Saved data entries
____________

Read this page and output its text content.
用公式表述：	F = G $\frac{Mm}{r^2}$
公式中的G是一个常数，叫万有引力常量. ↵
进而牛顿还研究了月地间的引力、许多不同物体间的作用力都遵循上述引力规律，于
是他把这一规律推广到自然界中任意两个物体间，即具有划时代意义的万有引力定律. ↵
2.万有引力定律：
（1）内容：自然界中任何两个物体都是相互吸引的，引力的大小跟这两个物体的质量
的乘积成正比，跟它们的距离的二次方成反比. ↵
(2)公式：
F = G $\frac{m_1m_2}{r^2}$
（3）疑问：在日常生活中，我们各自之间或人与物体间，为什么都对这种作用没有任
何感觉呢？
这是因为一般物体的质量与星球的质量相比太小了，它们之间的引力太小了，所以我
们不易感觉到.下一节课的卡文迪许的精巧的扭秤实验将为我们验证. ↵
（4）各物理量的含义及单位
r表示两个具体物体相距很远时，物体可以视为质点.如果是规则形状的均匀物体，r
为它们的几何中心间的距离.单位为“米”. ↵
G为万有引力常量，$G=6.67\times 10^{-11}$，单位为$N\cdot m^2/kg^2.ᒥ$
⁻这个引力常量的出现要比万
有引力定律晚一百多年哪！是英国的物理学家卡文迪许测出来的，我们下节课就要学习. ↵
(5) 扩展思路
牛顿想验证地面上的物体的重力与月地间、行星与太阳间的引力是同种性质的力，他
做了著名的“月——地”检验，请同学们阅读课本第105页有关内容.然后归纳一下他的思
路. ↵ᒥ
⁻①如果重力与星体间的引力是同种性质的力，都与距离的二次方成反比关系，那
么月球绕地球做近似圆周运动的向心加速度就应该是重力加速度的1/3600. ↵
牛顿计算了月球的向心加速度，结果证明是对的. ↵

____________

■ Directions: Return the listing above in full, character for character.

■ Exercise answer:
Read this page and output its text content.
用公式表述：	F = G $\frac{Mm}{r^2}$
公式中的G是一个常数，叫万有引力常量. ↵
进而牛顿还研究了月地间的引力、许多不同物体间的作用力都遵循上述引力规律，于
是他把这一规律推广到自然界中任意两个物体间，即具有划时代意义的万有引力定律. ↵
2.万有引力定律：
（1）内容：自然界中任何两个物体都是相互吸引的，引力的大小跟这两个物体的质量
的乘积成正比，跟它们的距离的二次方成反比. ↵
(2)公式：
F = G $\frac{m_1m_2}{r^2}$
（3）疑问：在日常生活中，我们各自之间或人与物体间，为什么都对这种作用没有任
何感觉呢？
这是因为一般物体的质量与星球的质量相比太小了，它们之间的引力太小了，所以我
们不易感觉到.下一节课的卡文迪许的精巧的扭秤实验将为我们验证. ↵
（4）各物理量的含义及单位
r表示两个具体物体相距很远时，物体可以视为质点.如果是规则形状的均匀物体，r
为它们的几何中心间的距离.单位为“米”. ↵
G为万有引力常量，$G=6.67\times 10^{-11}$，单位为$N\cdot m^2/kg^2.ᒥ$
⁻这个引力常量的出现要比万
有引力定律晚一百多年哪！是英国的物理学家卡文迪许测出来的，我们下节课就要学习. ↵
(5) 扩展思路
牛顿想验证地面上的物体的重力与月地间、行星与太阳间的引力是同种性质的力，他
做了著名的“月——地”检验，请同学们阅读课本第105页有关内容.然后归纳一下他的思
路. ↵ᒥ
⁻①如果重力与星体间的引力是同种性质的力，都与距离的二次方成反比关系，那
么月球绕地球做近似圆周运动的向心加速度就应该是重力加速度的1/3600. ↵
牛顿计算了月球的向心加速度，结果证明是对的. ↵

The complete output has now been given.